#### TEXT PROVIDED
════════════════════

Sometimes it's rudeness. Other times it's sarcasm.

Think of this forum as the water cooler out of earshot of the bosses.

Anyone that makes it through the tough love usually ends up thoroughly enjoying being part of the banter. Anyone that doesn't? Probably not long for the job anyway. Only 4% make it to their first anniversary overall.

It takes a thick skin and an ability to look at things a bit sideways to do this type of work. "Dark sense of humor" should be listed as a job requirement, right after "Valid driver's license". They're almost equally important.


----------



## Mista T (Aug 16, 2017)

Jason47811 said:


> Uber actually will do the same thing as well. Two days ago I drove a drunk guy home who gave me a one-star and also filed seven different false complaints against me, and when I contacted Uber they voluntarily offered to not pair me with him again. That happened for me one other time as well but I cannot quite remember the situation.
> 
> On a side note, I joined this forum today and saw a post where a member stated that they had noticed that a lot of the responses were very rude. From what I have been reading I would have to agree with her. What is the point of this? Being rude to people asking a question serves no purpose. To those doing so to feel superior.... I promise it's only in your own head that you are.


I agree with suze.

i will also add that 90% of issues posted by new people have already been covered to death, a little time spent using the search bar will answer almost any question.

It gets annoying seeing the same post every 2 weeks about "I got a 1 star, it was so unfair!" or "Uber took 47% of the fare, how is this possible?" Without the sarcasm, it becomes boring.


----------



## Flacco (Apr 23, 2016)

Johnny Driver said:


> I will in a couple of weeks so they don't know it is me. This will also alert other drivers that there is a problem with this PAX.


The rider app usually does does change their rating right away. It might take a week. Also, you can not change a Riders rating with Uber anymore.


----------



## Ironhawk2 (Feb 24, 2017)

Just be polite, tell them that the most you can wait is 5 minutes, uber policy. Than tell them that they can request another uber once they are done shopping.


----------



## Ubingdowntown (Feb 25, 2017)

Johnny Driver said:


> First time this has happened to me if someone asks I don't wait while people shop. But this PAX had a stop at Walmart and then his second stop was back home. I tried to cancel after 15 minutes and no go the app wouldn't let me cancel the trip while it was in progress. 30 minutes later he returns. Is there a way to cancel this trip. Or see extra stops before picking up a Pax. How would you handle this if you realized this was happening at the first stop?


Start the second trip and drive till you're far enough to end the trip. No way would I get punked that hard.


----------



## uberdriverfornow (Jan 10, 2016)

Johnny Driver said:


> First time this has happened to me if someone asks I don't wait while people shop. But this PAX had a stop at Walmart and then his second stop was back home. I tried to cancel after 15 minutes and no go the app wouldn't let me cancel the trip while it was in progress. 30 minutes later he returns. Is there a way to cancel this trip. Or see extra stops before picking up a Pax. How would you handle this if you realized this was happening at the first stop?


Why are you trying to cancel a trip that you've already driven on ? You don't cancel trips you've already driven on, you end trips. Do you not want to get paid ?

════════════════════

#### DATA SHOWN

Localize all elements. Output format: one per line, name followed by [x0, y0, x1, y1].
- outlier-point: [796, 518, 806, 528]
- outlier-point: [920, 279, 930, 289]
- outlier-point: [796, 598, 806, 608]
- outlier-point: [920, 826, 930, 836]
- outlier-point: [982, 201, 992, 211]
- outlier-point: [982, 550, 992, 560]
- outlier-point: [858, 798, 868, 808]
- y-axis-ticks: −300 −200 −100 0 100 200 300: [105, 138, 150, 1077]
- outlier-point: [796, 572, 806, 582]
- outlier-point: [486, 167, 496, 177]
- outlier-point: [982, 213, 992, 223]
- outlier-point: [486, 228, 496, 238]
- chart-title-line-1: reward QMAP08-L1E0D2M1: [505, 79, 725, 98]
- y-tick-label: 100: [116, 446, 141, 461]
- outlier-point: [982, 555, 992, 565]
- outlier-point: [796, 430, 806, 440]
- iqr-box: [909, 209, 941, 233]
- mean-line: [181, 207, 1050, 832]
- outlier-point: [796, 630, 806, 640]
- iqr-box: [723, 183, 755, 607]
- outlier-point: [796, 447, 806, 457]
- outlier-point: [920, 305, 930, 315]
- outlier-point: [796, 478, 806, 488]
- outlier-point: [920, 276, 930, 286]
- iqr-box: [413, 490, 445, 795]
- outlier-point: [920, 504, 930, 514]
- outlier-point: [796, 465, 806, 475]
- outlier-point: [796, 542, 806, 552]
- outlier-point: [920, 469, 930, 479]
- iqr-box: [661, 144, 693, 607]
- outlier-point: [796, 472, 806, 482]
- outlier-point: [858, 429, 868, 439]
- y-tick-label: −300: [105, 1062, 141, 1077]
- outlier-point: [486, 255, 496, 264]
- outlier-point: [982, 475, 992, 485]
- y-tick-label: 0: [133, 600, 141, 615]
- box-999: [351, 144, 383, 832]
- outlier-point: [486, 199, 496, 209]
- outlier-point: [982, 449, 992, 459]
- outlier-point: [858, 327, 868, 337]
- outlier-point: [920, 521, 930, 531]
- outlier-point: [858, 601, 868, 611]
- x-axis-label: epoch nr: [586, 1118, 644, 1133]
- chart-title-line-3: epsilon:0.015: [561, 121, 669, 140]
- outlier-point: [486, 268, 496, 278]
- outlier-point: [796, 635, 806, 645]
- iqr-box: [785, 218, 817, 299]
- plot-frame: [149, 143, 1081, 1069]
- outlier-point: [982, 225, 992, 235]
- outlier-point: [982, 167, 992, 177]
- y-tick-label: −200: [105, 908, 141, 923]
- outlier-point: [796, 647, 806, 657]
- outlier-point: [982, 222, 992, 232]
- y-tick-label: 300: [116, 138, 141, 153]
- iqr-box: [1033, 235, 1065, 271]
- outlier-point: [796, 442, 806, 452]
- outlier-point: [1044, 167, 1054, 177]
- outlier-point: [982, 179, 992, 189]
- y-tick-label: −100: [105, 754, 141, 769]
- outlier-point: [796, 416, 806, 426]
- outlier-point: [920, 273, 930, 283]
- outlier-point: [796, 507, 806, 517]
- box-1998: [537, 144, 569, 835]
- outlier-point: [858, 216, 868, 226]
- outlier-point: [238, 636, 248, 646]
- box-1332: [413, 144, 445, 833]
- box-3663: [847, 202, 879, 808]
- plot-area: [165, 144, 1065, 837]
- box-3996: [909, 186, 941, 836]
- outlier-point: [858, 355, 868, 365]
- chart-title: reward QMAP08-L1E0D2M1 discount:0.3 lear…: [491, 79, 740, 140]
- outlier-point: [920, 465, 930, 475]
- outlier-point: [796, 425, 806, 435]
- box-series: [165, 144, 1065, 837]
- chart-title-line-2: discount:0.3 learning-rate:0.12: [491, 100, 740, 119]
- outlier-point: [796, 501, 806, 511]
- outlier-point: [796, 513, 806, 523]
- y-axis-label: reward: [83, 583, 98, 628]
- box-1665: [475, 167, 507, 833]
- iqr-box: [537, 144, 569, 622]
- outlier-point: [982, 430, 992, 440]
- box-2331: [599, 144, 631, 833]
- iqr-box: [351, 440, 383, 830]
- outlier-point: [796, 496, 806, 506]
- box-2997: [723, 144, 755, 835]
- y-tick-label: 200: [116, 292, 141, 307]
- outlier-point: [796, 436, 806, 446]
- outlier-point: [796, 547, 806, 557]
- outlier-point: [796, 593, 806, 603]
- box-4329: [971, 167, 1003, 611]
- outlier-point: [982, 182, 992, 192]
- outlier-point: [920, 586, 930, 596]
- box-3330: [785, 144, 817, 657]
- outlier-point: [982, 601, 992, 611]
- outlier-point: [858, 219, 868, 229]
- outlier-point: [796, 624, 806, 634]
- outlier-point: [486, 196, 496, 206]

════════════════════

#### TASKS TO CARRY OUT
1. Copy down the records from their first line through the line that contains "- chart-title-line-1: reward", including both of those lines, with nothing changed.
2. Write the next part of the forum thread about driving for Uber, picking up right after its last sentence.

#### EXERCISE ANSWERS
1.
Localize all elements. Output format: one per line, name followed by [x0, y0, x1, y1].
- outlier-point: [796, 518, 806, 528]
- outlier-point: [920, 279, 930, 289]
- outlier-point: [796, 598, 806, 608]
- outlier-point: [920, 826, 930, 836]
- outlier-point: [982, 201, 992, 211]
- outlier-point: [982, 550, 992, 560]
- outlier-point: [858, 798, 868, 808]
- y-axis-ticks: −300 −200 −100 0 100 200 300: [105, 138, 150, 1077]
- outlier-point: [796, 572, 806, 582]
- outlier-point: [486, 167, 496, 177]
- outlier-point: [982, 213, 992, 223]
- outlier-point: [486, 228, 496, 238]
- chart-title-line-1: reward QMAP08-L1E0D2M1: [505, 79, 725, 98]

2.
If you know someone is going to a Walmart or store then you immediately ask them how long they plan on being there. No matter what they say you politely tell them you'll be able to wait 3 minutes. If they ask why, you say you don't get paid much to wait and it's best for both if they just request another ride since they'll be losing money paying you to wait and you get paid more when actually moving.


----------



## TBone (Jan 19, 2015)

I tell all second stop riders you have 5 minutes then I will end the ride and leave. Everyone has made it so far. If they start to complain I tell them I make .14 cents a minute waiting and it's not worth my time.


----------



## reg barclay (Nov 3, 2015)

Jason47811 said:


> Uber actually will do the same thing as well. Two days ago I drove a drunk guy home who gave me a one-star and also filed seven different false complaints against me, and when I contacted Uber they voluntarily offered to not pair me with him again. That happened for me one other time as well but I cannot quite remember the situation.


I agree that Uber will do it on request. I was referring to it happening automatically for low ratings, which is only on Lyft.


----------



## Asificarewhatyoudontthink (Jul 6, 2017)

reg barclay said:


> The concept of not being matched again with someone you rated low is only on Lyft, not Uber. With Lyft, 3 stars or below from rider or driver = no more match, no such thing on Uber.


I am sorry but you are mistaken. 
1 star, from either the rider or driver, will cause the apps algorithm to unpair the two parties. Unless the rider games the system and gets a new account you will not be matched to that Rider....


----------



## reg barclay (Nov 3, 2015)

Asificarewhatyoudontthink said:


> I am sorry but you are mistaken.
> 1 star, from either the rider or driver, will cause the apps algorithm to unpair the two parties. Unless the rider games the system and gets a new account you will not be matched to that Rider....


Please quote a source for this from any Uber webpage or from the app, and I will gladly agree.


----------



## Asificarewhatyoudontthink (Jul 6, 2017)

reg barclay said:


> Please quote a source for this from any Uber webpage or from the app, and I will gladly agree.


From UP 
https://uberpeople.net/threads/uber-1-star-do-not-match-again.107586/
And, if I cared enough to dig to find where it has been moved to on the Uber website I would... But, check my screen name.


----------



## reg barclay (Nov 3, 2015)

Asificarewhatyoudontthink said:


> From UP
> https://uberpeople.net/threads/uber-1-star-do-not-match-again.107586/
> And, if I cared enough to dig to find where it has been moved to on the Uber website I would... But, check my screen name.


Thanks for that, it seems I stand corrected then.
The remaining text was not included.